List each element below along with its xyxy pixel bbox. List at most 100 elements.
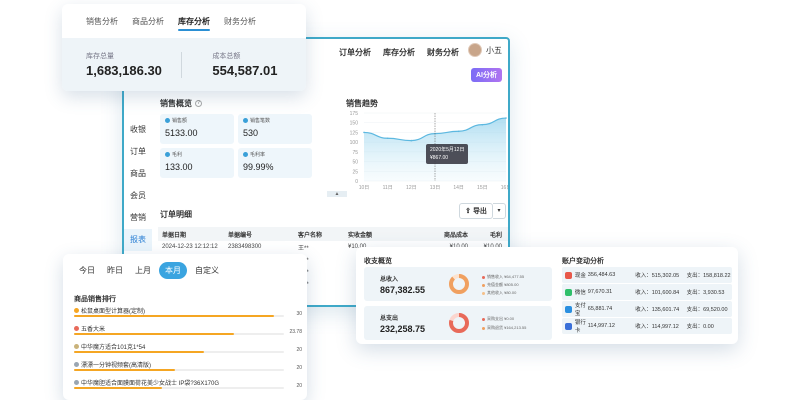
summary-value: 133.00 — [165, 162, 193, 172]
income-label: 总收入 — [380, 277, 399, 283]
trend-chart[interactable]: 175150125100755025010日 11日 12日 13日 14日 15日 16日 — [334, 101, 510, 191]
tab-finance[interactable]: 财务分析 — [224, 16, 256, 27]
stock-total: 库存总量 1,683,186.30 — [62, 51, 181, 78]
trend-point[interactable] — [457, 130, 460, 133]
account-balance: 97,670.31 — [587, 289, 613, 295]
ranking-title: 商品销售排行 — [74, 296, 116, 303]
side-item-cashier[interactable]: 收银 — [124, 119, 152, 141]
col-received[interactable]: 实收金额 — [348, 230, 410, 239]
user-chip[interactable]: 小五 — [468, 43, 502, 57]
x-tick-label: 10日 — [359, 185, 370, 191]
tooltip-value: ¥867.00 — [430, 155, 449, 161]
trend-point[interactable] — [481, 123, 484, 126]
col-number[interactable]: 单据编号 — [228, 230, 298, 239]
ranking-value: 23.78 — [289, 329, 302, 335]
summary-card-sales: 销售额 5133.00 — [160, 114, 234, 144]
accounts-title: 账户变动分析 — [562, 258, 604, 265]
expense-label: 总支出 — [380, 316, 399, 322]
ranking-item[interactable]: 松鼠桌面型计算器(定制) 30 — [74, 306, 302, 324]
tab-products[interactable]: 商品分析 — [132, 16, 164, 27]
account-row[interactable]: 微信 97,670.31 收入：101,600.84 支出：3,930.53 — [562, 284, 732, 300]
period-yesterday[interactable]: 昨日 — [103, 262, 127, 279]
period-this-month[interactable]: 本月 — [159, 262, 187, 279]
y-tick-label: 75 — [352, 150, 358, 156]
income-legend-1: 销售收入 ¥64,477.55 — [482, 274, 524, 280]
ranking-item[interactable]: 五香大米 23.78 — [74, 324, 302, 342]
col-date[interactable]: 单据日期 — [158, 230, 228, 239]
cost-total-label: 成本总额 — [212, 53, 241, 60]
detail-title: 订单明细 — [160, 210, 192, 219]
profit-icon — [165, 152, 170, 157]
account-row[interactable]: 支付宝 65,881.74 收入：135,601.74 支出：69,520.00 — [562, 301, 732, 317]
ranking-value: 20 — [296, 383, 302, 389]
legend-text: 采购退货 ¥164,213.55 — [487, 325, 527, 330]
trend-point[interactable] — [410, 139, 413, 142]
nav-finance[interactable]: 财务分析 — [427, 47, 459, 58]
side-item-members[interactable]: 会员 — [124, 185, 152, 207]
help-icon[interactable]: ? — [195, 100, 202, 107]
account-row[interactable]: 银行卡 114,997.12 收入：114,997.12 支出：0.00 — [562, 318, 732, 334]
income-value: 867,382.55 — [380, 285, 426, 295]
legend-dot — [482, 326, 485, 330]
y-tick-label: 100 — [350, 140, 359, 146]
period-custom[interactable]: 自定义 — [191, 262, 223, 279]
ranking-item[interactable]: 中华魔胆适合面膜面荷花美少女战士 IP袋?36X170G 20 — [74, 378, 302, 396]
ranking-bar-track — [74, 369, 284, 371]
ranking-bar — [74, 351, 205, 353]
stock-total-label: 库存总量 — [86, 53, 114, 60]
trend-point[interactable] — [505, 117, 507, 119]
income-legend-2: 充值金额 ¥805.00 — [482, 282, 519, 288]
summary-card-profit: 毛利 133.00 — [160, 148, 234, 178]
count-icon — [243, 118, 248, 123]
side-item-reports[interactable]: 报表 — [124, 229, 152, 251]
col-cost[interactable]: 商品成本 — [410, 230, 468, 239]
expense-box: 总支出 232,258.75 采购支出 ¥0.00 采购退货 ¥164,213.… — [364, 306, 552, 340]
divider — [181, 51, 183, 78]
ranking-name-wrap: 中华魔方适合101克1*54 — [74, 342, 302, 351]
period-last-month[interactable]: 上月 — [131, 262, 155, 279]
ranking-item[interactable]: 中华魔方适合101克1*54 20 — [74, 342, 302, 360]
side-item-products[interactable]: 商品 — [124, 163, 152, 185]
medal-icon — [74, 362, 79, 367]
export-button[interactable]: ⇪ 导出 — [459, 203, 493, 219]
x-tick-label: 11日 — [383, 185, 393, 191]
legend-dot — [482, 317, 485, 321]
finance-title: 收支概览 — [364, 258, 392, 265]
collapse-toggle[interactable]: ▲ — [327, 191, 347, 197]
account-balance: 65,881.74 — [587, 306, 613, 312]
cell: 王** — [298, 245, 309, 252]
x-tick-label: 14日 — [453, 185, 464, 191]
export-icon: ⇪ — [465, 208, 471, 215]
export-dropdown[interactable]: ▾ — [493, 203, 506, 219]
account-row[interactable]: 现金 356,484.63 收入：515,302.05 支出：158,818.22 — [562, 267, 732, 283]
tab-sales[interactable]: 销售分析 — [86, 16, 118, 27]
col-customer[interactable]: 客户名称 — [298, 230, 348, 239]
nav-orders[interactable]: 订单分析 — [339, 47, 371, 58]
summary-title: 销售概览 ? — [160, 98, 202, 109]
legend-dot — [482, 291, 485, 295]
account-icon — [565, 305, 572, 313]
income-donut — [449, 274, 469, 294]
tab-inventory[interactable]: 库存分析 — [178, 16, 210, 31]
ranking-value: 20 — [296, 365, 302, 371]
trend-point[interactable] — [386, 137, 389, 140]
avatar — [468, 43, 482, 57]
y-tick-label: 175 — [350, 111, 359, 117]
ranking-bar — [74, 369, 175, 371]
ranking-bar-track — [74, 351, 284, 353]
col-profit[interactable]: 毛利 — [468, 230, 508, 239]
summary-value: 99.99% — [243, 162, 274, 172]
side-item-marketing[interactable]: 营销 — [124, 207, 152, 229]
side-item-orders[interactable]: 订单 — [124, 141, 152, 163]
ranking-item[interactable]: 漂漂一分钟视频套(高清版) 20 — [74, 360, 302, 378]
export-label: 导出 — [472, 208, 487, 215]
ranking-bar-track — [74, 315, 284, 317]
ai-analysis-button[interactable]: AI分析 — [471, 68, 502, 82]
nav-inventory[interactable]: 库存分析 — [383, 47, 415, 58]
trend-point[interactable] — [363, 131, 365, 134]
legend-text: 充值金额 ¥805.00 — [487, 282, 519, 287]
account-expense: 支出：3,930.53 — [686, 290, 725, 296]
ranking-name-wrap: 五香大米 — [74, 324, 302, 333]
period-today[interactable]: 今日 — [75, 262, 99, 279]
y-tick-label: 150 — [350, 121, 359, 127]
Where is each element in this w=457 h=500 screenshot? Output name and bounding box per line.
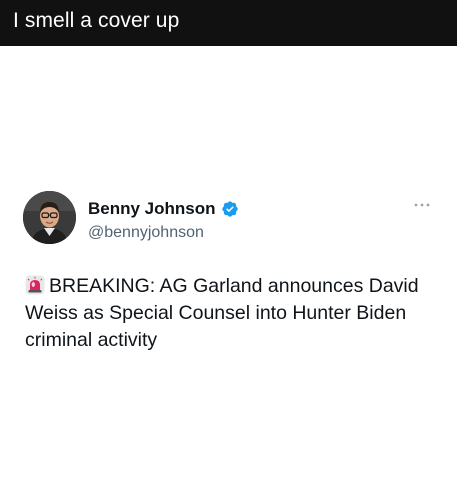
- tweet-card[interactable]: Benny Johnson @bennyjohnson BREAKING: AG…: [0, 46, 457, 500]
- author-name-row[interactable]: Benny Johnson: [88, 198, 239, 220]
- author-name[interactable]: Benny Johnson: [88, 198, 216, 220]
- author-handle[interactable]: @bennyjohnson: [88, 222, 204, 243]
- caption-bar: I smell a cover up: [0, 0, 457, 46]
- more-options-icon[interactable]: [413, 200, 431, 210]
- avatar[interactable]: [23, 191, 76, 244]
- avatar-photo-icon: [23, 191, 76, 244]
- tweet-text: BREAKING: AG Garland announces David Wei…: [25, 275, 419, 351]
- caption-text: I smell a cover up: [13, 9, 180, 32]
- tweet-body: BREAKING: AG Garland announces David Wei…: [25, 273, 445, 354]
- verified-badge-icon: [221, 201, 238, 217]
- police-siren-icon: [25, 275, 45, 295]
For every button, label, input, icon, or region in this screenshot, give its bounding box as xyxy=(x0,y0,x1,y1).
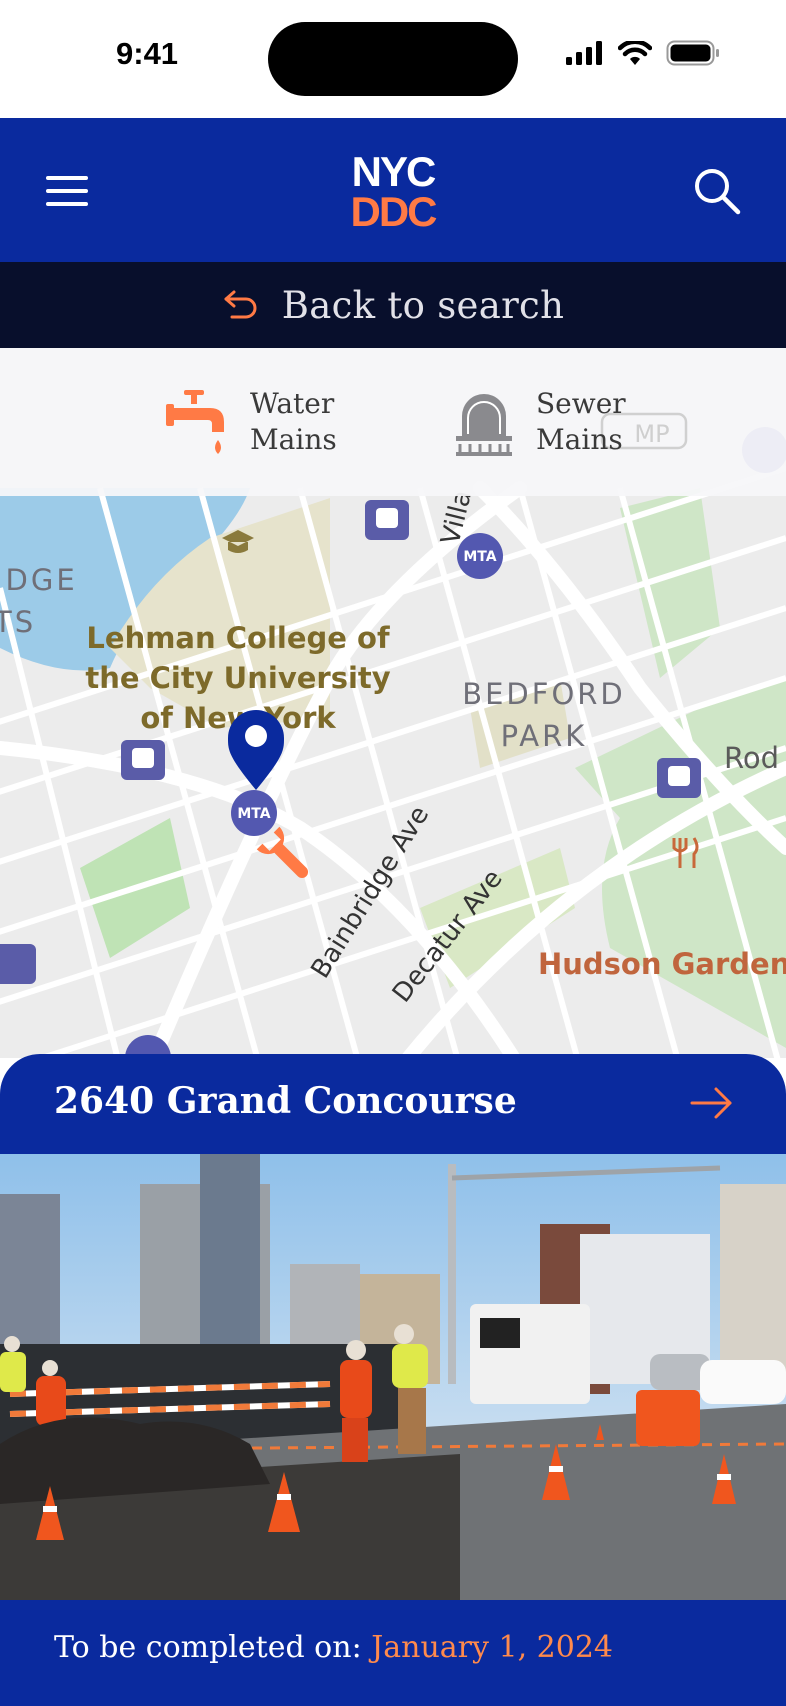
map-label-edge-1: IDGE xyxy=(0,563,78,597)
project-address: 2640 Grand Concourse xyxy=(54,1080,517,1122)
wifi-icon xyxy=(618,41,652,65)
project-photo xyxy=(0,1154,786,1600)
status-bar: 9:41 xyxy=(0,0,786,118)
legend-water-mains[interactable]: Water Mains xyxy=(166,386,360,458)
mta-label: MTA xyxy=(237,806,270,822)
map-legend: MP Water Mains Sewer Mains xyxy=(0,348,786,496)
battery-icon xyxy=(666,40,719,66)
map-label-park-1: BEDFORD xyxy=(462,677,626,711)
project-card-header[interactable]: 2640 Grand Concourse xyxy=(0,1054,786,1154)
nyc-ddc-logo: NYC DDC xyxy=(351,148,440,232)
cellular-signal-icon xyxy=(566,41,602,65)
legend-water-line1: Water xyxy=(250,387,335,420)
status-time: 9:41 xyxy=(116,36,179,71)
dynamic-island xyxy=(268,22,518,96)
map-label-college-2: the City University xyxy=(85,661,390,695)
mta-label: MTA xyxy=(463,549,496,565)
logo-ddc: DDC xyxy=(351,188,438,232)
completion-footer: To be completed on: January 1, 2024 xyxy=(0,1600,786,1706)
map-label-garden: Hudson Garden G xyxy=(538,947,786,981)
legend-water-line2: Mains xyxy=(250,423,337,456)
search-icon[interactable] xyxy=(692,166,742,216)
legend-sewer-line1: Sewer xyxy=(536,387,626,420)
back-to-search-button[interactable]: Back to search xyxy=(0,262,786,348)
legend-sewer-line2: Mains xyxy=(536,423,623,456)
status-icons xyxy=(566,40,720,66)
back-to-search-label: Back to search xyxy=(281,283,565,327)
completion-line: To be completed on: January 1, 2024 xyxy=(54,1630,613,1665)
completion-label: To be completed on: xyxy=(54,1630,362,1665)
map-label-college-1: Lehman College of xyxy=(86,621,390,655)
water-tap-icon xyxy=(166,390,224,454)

### TASK DESCRIPTION
Print everything from the line containing "summary-value: 133.00 — [165, 162, 193, 172]" down to the line containing "profit-icon — [165, 152, 170, 157]", both included, copying each line character for character.

### RESULT OF THE TASK
summary-value: 133.00 — [165, 162, 193, 172]
income-label: 总收入 — [380, 277, 399, 283]
trend-chart[interactable]: 175150125100755025010日 11日 12日 13日 14日 15日 16日 — [334, 101, 510, 191]
tab-finance[interactable]: 财务分析 — [224, 16, 256, 27]
stock-total: 库存总量 1,683,186.30 — [62, 51, 181, 78]
trend-point[interactable] — [457, 130, 460, 133]
account-balance: 97,670.31 — [587, 289, 613, 295]
ranking-title: 商品销售排行 — [74, 296, 116, 303]
side-item-cashier[interactable]: 收银 — [124, 119, 152, 141]
col-received[interactable]: 实收金额 — [348, 230, 410, 239]
user-chip[interactable]: 小五 — [468, 43, 502, 57]
x-tick-label: 10日 — [359, 185, 370, 191]
tooltip-value: ¥867.00 — [430, 155, 449, 161]
trend-point[interactable] — [481, 123, 484, 126]
col-number[interactable]: 单据编号 — [228, 230, 298, 239]
ranking-value: 23.78 — [289, 329, 302, 335]
summary-card-sales: 销售额 5133.00 — [160, 114, 234, 144]
accounts-title: 账户变动分析 — [562, 258, 604, 265]
expense-label: 总支出 — [380, 316, 399, 322]
ranking-item[interactable]: 松鼠桌面型计算器(定制) 30 — [74, 306, 302, 324]
tab-products[interactable]: 商品分析 — [132, 16, 164, 27]
account-row[interactable]: 微信 97,670.31 收入：101,600.84 支出：3,930.53 — [562, 284, 732, 300]
period-yesterday[interactable]: 昨日 — [103, 262, 127, 279]
period-this-month[interactable]: 本月 — [159, 262, 187, 279]
y-tick-label: 75 — [352, 150, 358, 156]
income-legend-1: 销售收入 ¥64,477.55 — [482, 274, 524, 280]
ranking-item[interactable]: 五香大米 23.78 — [74, 324, 302, 342]
col-date[interactable]: 单据日期 — [158, 230, 228, 239]
cost-total-label: 成本总额 — [212, 53, 241, 60]
detail-title: 订单明细 — [160, 210, 192, 219]
profit-icon — [165, 152, 170, 157]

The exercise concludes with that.